--- Start of RECORDED DATA ---

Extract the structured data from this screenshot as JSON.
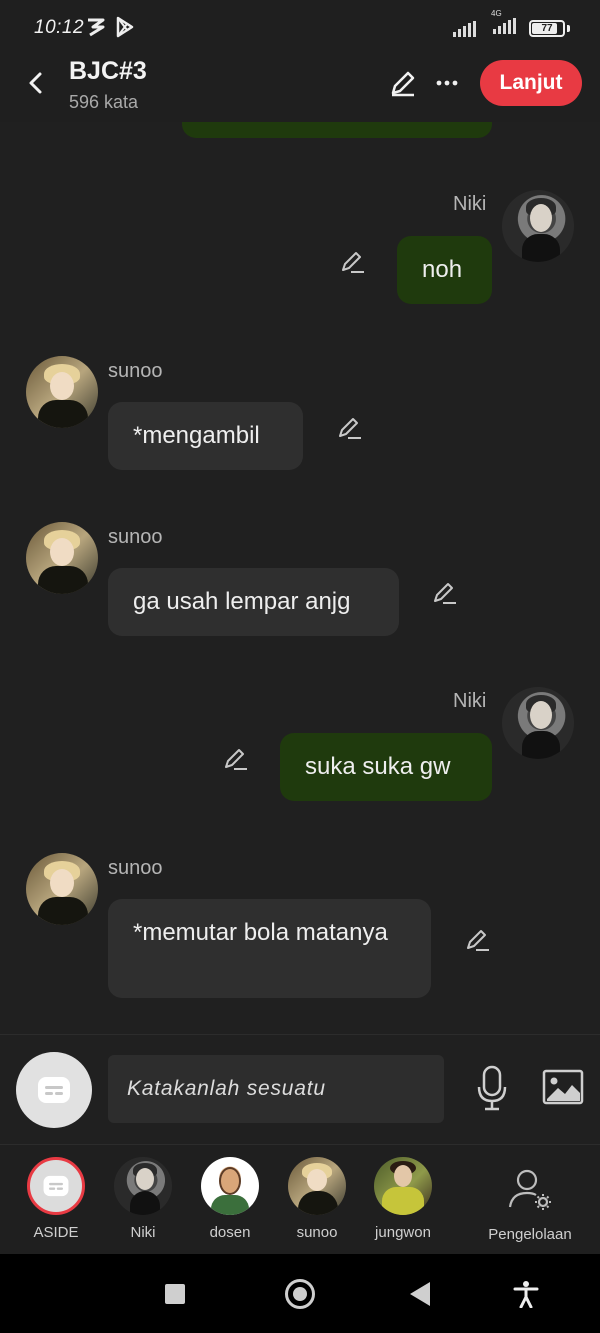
{
  "status_bar": {
    "time": "10:12",
    "network": "4G",
    "battery": "77"
  },
  "header": {
    "title": "BJC#3",
    "subtitle": "596 kata",
    "primary_action": "Lanjut"
  },
  "messages": [
    {
      "sender": "Niki",
      "text": "noh",
      "side": "right"
    },
    {
      "sender": "sunoo",
      "text": "*mengambil",
      "side": "left"
    },
    {
      "sender": "sunoo",
      "text": "ga usah lempar anjg",
      "side": "left"
    },
    {
      "sender": "Niki",
      "text": "suka suka gw",
      "side": "right"
    },
    {
      "sender": "sunoo",
      "text": "*memutar bola matanya",
      "side": "left"
    }
  ],
  "composer": {
    "placeholder": "Katakanlah sesuatu"
  },
  "characters": [
    {
      "label": "ASIDE"
    },
    {
      "label": "Niki"
    },
    {
      "label": "dosen"
    },
    {
      "label": "sunoo"
    },
    {
      "label": "jungwon"
    }
  ],
  "manage": {
    "label": "Pengelolaan"
  },
  "colors": {
    "accent": "#e83a43",
    "outgoing_bubble": "#1f3a0d",
    "incoming_bubble": "#2f2f2f",
    "background": "#202020"
  },
  "icons": [
    "back-arrow-icon",
    "pencil-icon",
    "more-icon",
    "mic-icon",
    "image-icon",
    "chat-bubble-icon",
    "user-settings-icon"
  ]
}
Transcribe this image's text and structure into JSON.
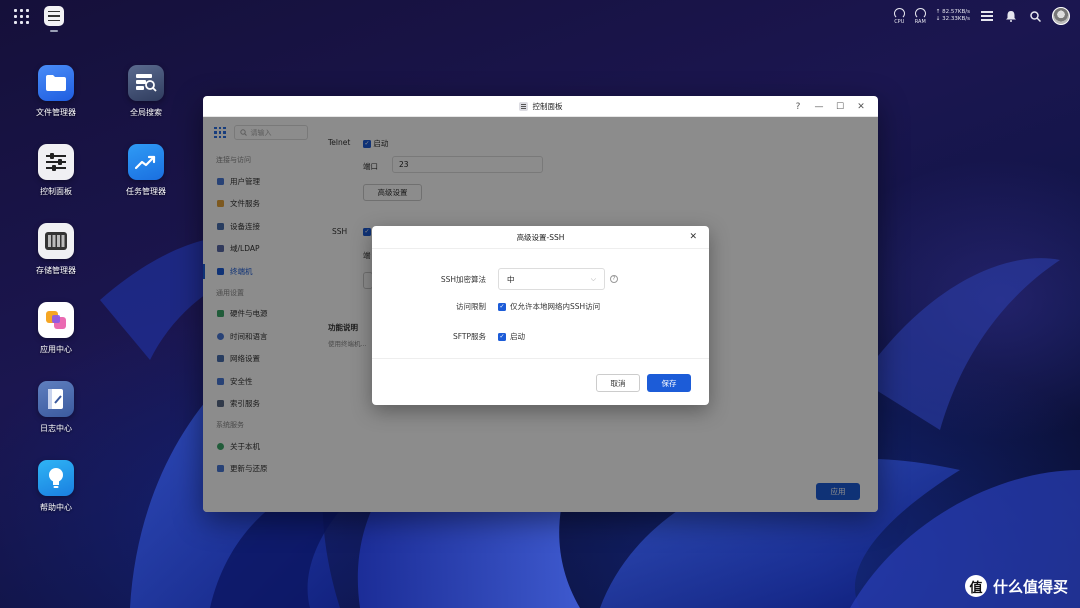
{
  "topbar": {
    "cpu_label": "CPU",
    "ram_label": "RAM",
    "upload_speed": "↑ 82.57KB/s",
    "download_speed": "↓ 32.33KB/s"
  },
  "desktop": {
    "icons": [
      {
        "label": "文件管理器"
      },
      {
        "label": "全局搜索"
      },
      {
        "label": "控制面板"
      },
      {
        "label": "任务管理器"
      },
      {
        "label": "存储管理器"
      },
      {
        "label": "应用中心"
      },
      {
        "label": "日志中心"
      },
      {
        "label": "帮助中心"
      }
    ]
  },
  "window": {
    "title": "控制面板",
    "controls": {
      "help": "?",
      "minimize": "—",
      "maximize": "☐",
      "close": "✕"
    },
    "search_placeholder": "请输入",
    "groups": [
      "连接与访问",
      "通用设置",
      "系统服务"
    ],
    "sidebar_items": [
      {
        "label": "用户管理",
        "color": "#4a78d8"
      },
      {
        "label": "文件服务",
        "color": "#e3a33b"
      },
      {
        "label": "设备连接",
        "color": "#4a6fb0"
      },
      {
        "label": "域/LDAP",
        "color": "#5a6aa8"
      },
      {
        "label": "终端机",
        "color": "#1c5cd8"
      },
      {
        "label": "硬件与电源",
        "color": "#3da86a"
      },
      {
        "label": "时间和语言",
        "color": "#4a78d8"
      },
      {
        "label": "网络设置",
        "color": "#4a6fb0"
      },
      {
        "label": "安全性",
        "color": "#4a78d8"
      },
      {
        "label": "索引服务",
        "color": "#5a6a88"
      },
      {
        "label": "关于本机",
        "color": "#3da86a"
      },
      {
        "label": "更新与还原",
        "color": "#4a78d8"
      }
    ],
    "content": {
      "telnet_label": "Telnet",
      "telnet_enable": "启动",
      "port_label": "端口",
      "port_value": "23",
      "advanced_button": "高级设置",
      "ssh_label": "SSH",
      "ssh_port_label_partial": "端",
      "func_desc_title": "功能说明",
      "func_desc_text": "使用终端机...",
      "apply_button": "应用"
    }
  },
  "modal": {
    "title": "高级设置-SSH",
    "close": "✕",
    "encryption_label": "SSH加密算法",
    "encryption_value": "中",
    "access_label": "访问限制",
    "access_option": "仅允许本地网络内SSH访问",
    "sftp_label": "SFTP服务",
    "sftp_option": "启动",
    "cancel_button": "取消",
    "save_button": "保存"
  },
  "watermark": {
    "badge": "值",
    "text": "什么值得买"
  }
}
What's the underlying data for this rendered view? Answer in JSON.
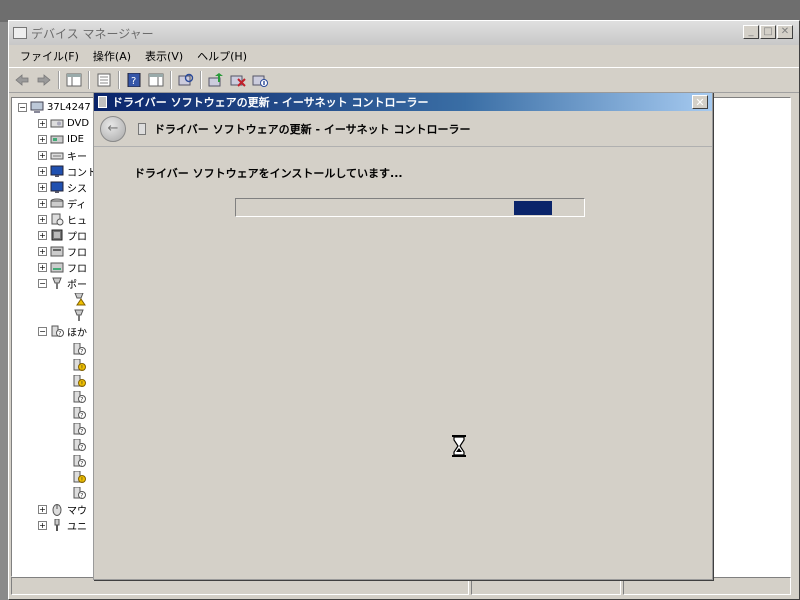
{
  "main_window": {
    "title": "デバイス マネージャー",
    "controls": {
      "minimize": "_",
      "maximize": "□",
      "close": "✕"
    }
  },
  "menu": [
    "ファイル(F)",
    "操作(A)",
    "表示(V)",
    "ヘルプ(H)"
  ],
  "toolbar_icons": [
    "back-arrow-icon",
    "forward-arrow-icon",
    "console-tree-icon",
    "properties-icon",
    "help-icon",
    "action-pane-icon",
    "scan-hardware-icon",
    "update-driver-icon",
    "uninstall-icon",
    "disable-device-icon"
  ],
  "tree": {
    "root": "37L4247",
    "items": [
      "DVD",
      "IDE",
      "キー",
      "コント",
      "シス",
      "ディ",
      "ヒュ",
      "プロ",
      "フロ",
      "フロ",
      "ポー",
      "ほか",
      "マウ",
      "ユニ"
    ]
  },
  "dialog": {
    "title": "ドライバー ソフトウェアの更新 - イーサネット コントローラー",
    "header": "ドライバー ソフトウェアの更新 - イーサネット コントローラー",
    "message": "ドライバー ソフトウェアをインストールしています...",
    "close_glyph": "✕",
    "back_glyph": "←",
    "progress": {
      "chunk_start": 0.8,
      "chunk_end": 0.91
    },
    "accent_color": "#0a246a"
  }
}
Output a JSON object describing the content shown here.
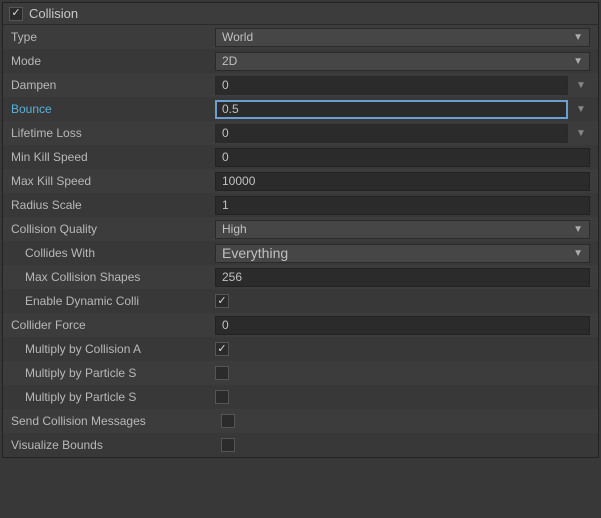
{
  "panel": {
    "title": "Collision",
    "enabled": true
  },
  "fields": {
    "type": {
      "label": "Type",
      "value": "World"
    },
    "mode": {
      "label": "Mode",
      "value": "2D"
    },
    "dampen": {
      "label": "Dampen",
      "value": "0"
    },
    "bounce": {
      "label": "Bounce",
      "value": "0.5"
    },
    "lifetimeLoss": {
      "label": "Lifetime Loss",
      "value": "0"
    },
    "minKillSpeed": {
      "label": "Min Kill Speed",
      "value": "0"
    },
    "maxKillSpeed": {
      "label": "Max Kill Speed",
      "value": "10000"
    },
    "radiusScale": {
      "label": "Radius Scale",
      "value": "1"
    },
    "collisionQuality": {
      "label": "Collision Quality",
      "value": "High"
    },
    "collidesWith": {
      "label": "Collides With",
      "value": "Everything"
    },
    "maxCollisionShapes": {
      "label": "Max Collision Shapes",
      "value": "256"
    },
    "enableDynamicColliders": {
      "label": "Enable Dynamic Colli"
    },
    "colliderForce": {
      "label": "Collider Force",
      "value": "0"
    },
    "multiplyByCollisionAngle": {
      "label": "Multiply by Collision A"
    },
    "multiplyByParticleSpeed": {
      "label": "Multiply by Particle S"
    },
    "multiplyByParticleSize": {
      "label": "Multiply by Particle S"
    },
    "sendCollisionMessages": {
      "label": "Send Collision Messages"
    },
    "visualizeBounds": {
      "label": "Visualize Bounds"
    }
  }
}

--- End of RECORDED DATA ---

**STATED PROBLEM**
Copy every line above that holds the word "JSON".

**PROBLEM SOLUTION**
Extract the structured data from this screenshot as JSON.
Transcribe this image's text and structure into JSON.
What's the underlying data for this rendered view? Answer in JSON.
Output a JSON object describing the content shown here.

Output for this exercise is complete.